• TASK DESCRIPTION: Check each line of the records for "grid"; collect those that have it.

#### DATA FOR PROCESSING ####

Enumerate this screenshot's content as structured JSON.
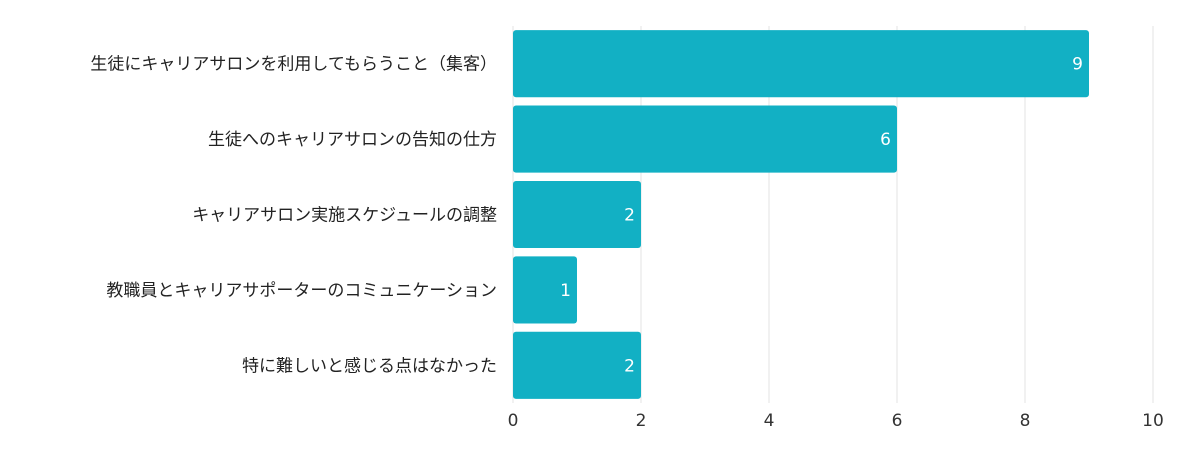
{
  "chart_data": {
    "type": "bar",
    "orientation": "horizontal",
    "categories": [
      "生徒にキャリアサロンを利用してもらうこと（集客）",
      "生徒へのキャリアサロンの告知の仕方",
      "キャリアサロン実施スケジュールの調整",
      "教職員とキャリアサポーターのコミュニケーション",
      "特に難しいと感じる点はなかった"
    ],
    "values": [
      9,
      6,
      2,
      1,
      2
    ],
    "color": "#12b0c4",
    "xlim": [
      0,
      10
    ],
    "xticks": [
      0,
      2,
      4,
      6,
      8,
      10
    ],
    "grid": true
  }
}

####
#### DATA FOR PROCESSING ####

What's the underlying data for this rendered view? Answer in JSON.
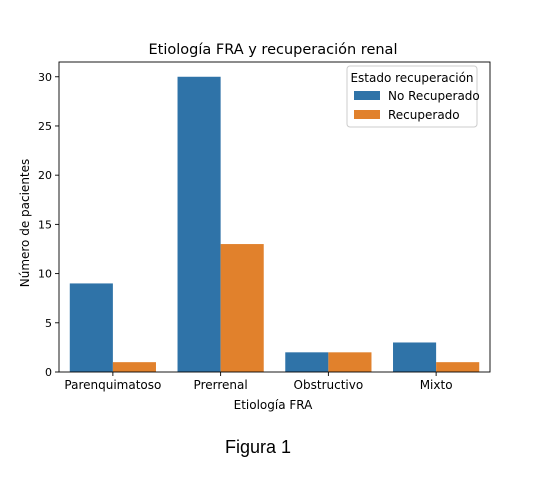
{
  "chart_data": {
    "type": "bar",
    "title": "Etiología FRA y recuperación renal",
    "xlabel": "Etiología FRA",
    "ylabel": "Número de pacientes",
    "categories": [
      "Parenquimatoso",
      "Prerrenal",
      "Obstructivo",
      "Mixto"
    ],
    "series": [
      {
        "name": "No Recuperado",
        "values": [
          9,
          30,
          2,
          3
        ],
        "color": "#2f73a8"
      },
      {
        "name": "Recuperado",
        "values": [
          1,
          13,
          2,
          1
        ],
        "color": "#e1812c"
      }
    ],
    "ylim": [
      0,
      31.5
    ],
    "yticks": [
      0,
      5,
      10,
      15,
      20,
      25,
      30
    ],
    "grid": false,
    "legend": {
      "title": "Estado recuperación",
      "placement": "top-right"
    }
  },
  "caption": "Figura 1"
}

####
#### DATA FOR PROCESSING ####

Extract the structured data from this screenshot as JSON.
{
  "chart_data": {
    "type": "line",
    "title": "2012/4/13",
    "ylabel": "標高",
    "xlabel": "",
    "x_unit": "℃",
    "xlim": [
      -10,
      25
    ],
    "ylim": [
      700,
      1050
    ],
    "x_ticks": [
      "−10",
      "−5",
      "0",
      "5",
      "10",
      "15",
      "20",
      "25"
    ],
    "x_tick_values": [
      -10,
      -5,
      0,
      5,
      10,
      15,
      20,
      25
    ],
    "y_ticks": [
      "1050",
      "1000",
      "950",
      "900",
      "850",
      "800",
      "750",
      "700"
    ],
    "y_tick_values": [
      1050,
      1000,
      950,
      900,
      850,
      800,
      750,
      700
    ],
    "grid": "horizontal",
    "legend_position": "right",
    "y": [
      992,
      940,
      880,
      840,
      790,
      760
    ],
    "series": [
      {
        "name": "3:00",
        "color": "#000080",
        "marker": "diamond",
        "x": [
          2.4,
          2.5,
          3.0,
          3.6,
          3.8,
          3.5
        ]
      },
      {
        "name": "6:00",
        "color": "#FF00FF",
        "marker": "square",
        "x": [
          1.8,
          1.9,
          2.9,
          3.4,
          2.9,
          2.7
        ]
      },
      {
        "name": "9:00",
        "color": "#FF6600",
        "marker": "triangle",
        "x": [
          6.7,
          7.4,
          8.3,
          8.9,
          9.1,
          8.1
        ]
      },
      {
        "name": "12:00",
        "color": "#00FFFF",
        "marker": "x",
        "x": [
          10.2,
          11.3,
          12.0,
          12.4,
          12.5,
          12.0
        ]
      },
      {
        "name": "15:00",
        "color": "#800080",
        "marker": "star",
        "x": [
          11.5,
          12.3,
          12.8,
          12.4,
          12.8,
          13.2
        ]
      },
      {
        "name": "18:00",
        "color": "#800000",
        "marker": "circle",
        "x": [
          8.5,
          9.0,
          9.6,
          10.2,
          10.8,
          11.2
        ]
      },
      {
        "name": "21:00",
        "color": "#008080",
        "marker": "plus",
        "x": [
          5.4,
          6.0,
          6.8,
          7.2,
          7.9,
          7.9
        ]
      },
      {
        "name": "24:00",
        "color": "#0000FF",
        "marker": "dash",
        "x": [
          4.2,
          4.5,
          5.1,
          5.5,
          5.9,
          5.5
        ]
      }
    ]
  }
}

####

• COMPLETE OUTPUT:
    "grid": true
    "grid": false,
    "grid": "horizontal",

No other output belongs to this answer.